Отрывок:
▬▬▬▬▬▬▬▬▬▬

Как и в «Огненном ангеле», фантазия романиста опирается в «Алтаре Победы» на точность исследователя, подчеркнутую обширным перечнем источников и ссылками на них. Основой сюжета стал рассказ о неудачном посольстве, возглавленном знаменитым оратором и писателем Симмахом, к императору Грациану с просьбой сохранить в римском сенате алтарь богини Победы. Сюжет был почерпнут Брюсовым из классического труда Э. Гиббона «История упадка Римской империи». Подлинные исторические события и деятели искусно сплетены с судьбой вымышленного героя, от имени которого ведется повествование. Юний Деций Норбан, уроженец тихой Лакторы, участник аристократического заговора защитников язычества, рассказывает историю своей бурной молодости. Он становится спутником и секретарем Симмаха, свидетелем убийства императора, а затем невольным участником мятежа христиан-сектантов, восставших против деспотического владычества Рима.

▬▬▬▬▬▬▬▬▬▬

Записанные сведения:
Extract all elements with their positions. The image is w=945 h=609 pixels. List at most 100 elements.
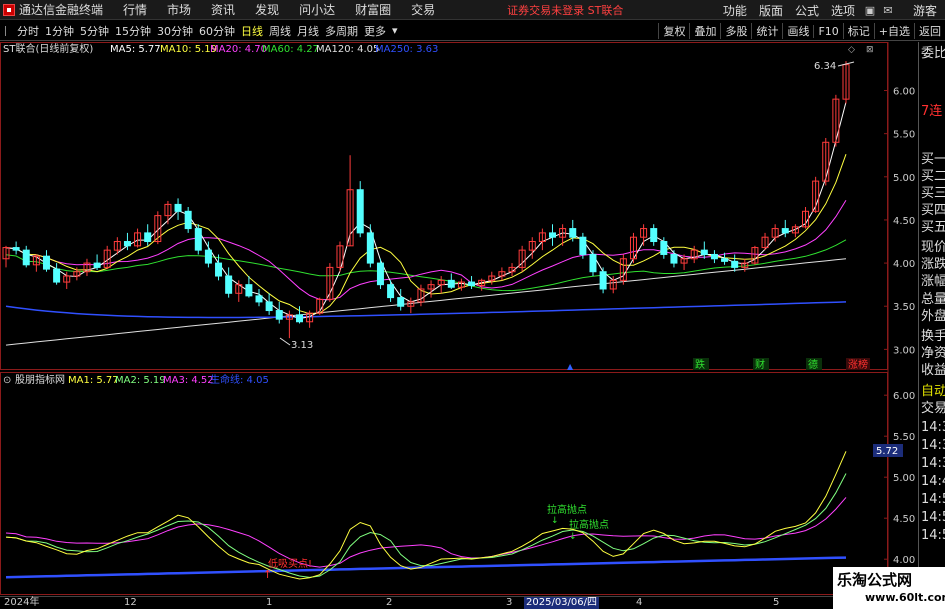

▬▬▬▬▬▬▬▬▬▬

Задача:
Перечислите, пожалуйста, все названия произведений, которые даны в отрывке в кавычках. Приведённые строки для работы не понадобятся.

Ответ к заданию:
«Огненный ангел», «Алтарь Победы», «История упадка Римской империи»